__WHAT THIS TASK INVOLVES__
Transcribe the listing in full, excluding any pictures.

__SOURCE MATERIAL__

============================================================

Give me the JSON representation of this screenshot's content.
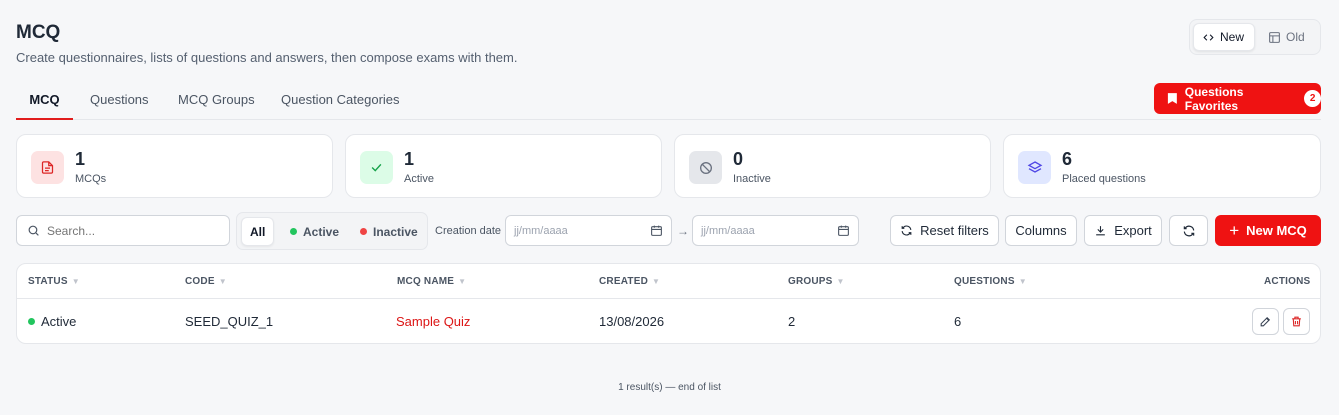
{
  "header": {
    "title": "MCQ",
    "subtitle": "Create questionnaires, lists of questions and answers, then compose exams with them."
  },
  "view_toggle": {
    "new_label": "New",
    "old_label": "Old",
    "selected": "New"
  },
  "tabs": [
    {
      "label": "MCQ",
      "active": true
    },
    {
      "label": "Questions",
      "active": false
    },
    {
      "label": "MCQ Groups",
      "active": false
    },
    {
      "label": "Question Categories",
      "active": false
    }
  ],
  "favorites": {
    "label": "Questions Favorites",
    "count": "2"
  },
  "stats": [
    {
      "value": "1",
      "label": "MCQs",
      "icon": "document-icon",
      "color": "#dc2626"
    },
    {
      "value": "1",
      "label": "Active",
      "icon": "check-icon",
      "color": "#16a34a"
    },
    {
      "value": "0",
      "label": "Inactive",
      "icon": "ban-icon",
      "color": "#6b7280"
    },
    {
      "value": "6",
      "label": "Placed questions",
      "icon": "layers-icon",
      "color": "#4f46e5"
    }
  ],
  "filters": {
    "search_placeholder": "Search...",
    "status_options": [
      "All",
      "Active",
      "Inactive"
    ],
    "status_selected": "All",
    "date_label": "Creation date",
    "date_from_placeholder": "jj/mm/aaaa",
    "date_to_placeholder": "jj/mm/aaaa",
    "arrow": "→"
  },
  "toolbar": {
    "reset_label": "Reset filters",
    "columns_label": "Columns",
    "export_label": "Export",
    "new_label": "New MCQ"
  },
  "table": {
    "columns": [
      "STATUS",
      "CODE",
      "MCQ NAME",
      "CREATED",
      "GROUPS",
      "QUESTIONS",
      "ACTIONS"
    ],
    "rows": [
      {
        "status": "Active",
        "code": "SEED_QUIZ_1",
        "name": "Sample Quiz",
        "created": "13/08/2026",
        "groups": "2",
        "questions": "6"
      }
    ]
  },
  "footer": {
    "text": "1 result(s) — end of list"
  },
  "colors": {
    "accent": "#ef1212",
    "active": "#22c55e",
    "inactive": "#ef4444"
  }
}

============================================================

__ANSWER IN FULL__
Give me the JSON representation of this screenshot's content.
{
  "header": {
    "title": "MCQ",
    "subtitle": "Create questionnaires, lists of questions and answers, then compose exams with them."
  },
  "view_toggle": {
    "new_label": "New",
    "old_label": "Old",
    "selected": "New"
  },
  "tabs": [
    {
      "label": "MCQ",
      "active": true
    },
    {
      "label": "Questions",
      "active": false
    },
    {
      "label": "MCQ Groups",
      "active": false
    },
    {
      "label": "Question Categories",
      "active": false
    }
  ],
  "favorites": {
    "label": "Questions Favorites",
    "count": "2"
  },
  "stats": [
    {
      "value": "1",
      "label": "MCQs",
      "icon": "document-icon",
      "color": "#dc2626"
    },
    {
      "value": "1",
      "label": "Active",
      "icon": "check-icon",
      "color": "#16a34a"
    },
    {
      "value": "0",
      "label": "Inactive",
      "icon": "ban-icon",
      "color": "#6b7280"
    },
    {
      "value": "6",
      "label": "Placed questions",
      "icon": "layers-icon",
      "color": "#4f46e5"
    }
  ],
  "filters": {
    "search_placeholder": "Search...",
    "status_options": [
      "All",
      "Active",
      "Inactive"
    ],
    "status_selected": "All",
    "date_label": "Creation date",
    "date_from_placeholder": "jj/mm/aaaa",
    "date_to_placeholder": "jj/mm/aaaa",
    "arrow": "→"
  },
  "toolbar": {
    "reset_label": "Reset filters",
    "columns_label": "Columns",
    "export_label": "Export",
    "new_label": "New MCQ"
  },
  "table": {
    "columns": [
      "STATUS",
      "CODE",
      "MCQ NAME",
      "CREATED",
      "GROUPS",
      "QUESTIONS",
      "ACTIONS"
    ],
    "rows": [
      {
        "status": "Active",
        "code": "SEED_QUIZ_1",
        "name": "Sample Quiz",
        "created": "13/08/2026",
        "groups": "2",
        "questions": "6"
      }
    ]
  },
  "footer": {
    "text": "1 result(s) — end of list"
  },
  "colors": {
    "accent": "#ef1212",
    "active": "#22c55e",
    "inactive": "#ef4444"
  }
}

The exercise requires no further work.